**The exercise**
From the listing below, extract every line in which the word "waveform" appears.

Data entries
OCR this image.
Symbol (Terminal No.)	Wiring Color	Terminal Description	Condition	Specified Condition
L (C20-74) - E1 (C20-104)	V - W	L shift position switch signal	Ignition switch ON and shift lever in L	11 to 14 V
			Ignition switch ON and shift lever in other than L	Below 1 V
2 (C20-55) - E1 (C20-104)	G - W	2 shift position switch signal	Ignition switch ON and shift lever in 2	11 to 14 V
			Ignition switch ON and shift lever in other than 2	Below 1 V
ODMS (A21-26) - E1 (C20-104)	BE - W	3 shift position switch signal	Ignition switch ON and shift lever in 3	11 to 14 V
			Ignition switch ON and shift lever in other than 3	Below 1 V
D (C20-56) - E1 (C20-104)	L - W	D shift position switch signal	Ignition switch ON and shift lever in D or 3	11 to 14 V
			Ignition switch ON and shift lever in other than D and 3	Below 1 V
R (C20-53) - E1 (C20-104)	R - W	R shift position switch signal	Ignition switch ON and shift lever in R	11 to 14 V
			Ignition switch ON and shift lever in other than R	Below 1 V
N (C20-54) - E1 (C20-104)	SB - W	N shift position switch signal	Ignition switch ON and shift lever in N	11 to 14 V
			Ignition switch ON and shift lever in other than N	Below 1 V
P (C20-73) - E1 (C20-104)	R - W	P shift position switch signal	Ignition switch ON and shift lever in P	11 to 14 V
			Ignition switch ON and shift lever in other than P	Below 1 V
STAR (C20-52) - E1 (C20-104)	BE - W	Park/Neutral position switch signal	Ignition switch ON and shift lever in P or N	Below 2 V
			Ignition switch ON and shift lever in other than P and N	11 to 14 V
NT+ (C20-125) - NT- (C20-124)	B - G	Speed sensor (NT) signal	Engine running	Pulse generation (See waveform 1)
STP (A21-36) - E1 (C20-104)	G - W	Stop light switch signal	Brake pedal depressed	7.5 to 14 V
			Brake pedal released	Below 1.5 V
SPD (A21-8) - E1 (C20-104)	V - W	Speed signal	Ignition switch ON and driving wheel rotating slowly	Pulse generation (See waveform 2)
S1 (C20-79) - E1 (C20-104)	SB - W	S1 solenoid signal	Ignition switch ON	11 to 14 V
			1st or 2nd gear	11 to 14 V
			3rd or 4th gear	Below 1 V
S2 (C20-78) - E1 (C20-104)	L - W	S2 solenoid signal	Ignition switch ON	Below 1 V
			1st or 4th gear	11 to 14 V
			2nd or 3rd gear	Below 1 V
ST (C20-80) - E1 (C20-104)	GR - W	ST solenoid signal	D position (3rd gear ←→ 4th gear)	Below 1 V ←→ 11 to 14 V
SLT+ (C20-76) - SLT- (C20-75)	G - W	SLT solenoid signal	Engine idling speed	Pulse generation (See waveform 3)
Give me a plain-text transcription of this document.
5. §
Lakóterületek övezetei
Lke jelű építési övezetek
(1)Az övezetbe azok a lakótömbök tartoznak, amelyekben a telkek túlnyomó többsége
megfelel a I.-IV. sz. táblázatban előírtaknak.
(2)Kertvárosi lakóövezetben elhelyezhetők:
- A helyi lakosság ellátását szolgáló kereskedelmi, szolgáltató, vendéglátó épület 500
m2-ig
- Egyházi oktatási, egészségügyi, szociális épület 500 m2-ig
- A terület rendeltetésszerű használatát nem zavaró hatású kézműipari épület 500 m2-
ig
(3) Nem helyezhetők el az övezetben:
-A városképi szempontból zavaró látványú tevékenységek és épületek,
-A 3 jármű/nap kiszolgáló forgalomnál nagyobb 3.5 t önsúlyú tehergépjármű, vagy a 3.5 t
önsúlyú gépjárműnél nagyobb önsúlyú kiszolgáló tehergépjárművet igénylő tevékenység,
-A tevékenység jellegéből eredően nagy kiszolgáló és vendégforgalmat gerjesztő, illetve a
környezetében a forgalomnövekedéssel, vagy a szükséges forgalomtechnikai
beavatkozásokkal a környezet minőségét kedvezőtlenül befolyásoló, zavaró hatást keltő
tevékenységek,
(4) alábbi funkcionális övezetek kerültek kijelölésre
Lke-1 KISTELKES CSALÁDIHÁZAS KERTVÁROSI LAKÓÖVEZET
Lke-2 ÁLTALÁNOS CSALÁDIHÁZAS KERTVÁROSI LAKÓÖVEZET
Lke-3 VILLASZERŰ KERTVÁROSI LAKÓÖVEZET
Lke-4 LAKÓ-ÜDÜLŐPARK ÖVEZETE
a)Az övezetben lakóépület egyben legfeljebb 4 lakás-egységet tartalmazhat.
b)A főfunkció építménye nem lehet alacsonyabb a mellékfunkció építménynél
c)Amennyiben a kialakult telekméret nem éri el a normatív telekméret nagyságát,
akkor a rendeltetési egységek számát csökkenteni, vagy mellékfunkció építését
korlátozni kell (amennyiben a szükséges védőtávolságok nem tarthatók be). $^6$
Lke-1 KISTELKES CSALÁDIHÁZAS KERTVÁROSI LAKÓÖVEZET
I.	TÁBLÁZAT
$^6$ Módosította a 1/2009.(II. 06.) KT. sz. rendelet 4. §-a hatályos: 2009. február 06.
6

**The result**
NT+ (C20-125) - NT- (C20-124)	B - G	Speed sensor (NT) signal	Engine running	Pulse generation (See waveform 1)
SPD (A21-8) - E1 (C20-104)	V - W	Speed signal	Ignition switch ON and driving wheel rotating slowly	Pulse generation (See waveform 2)
SLT+ (C20-76) - SLT- (C20-75)	G - W	SLT solenoid signal	Engine idling speed	Pulse generation (See waveform 3)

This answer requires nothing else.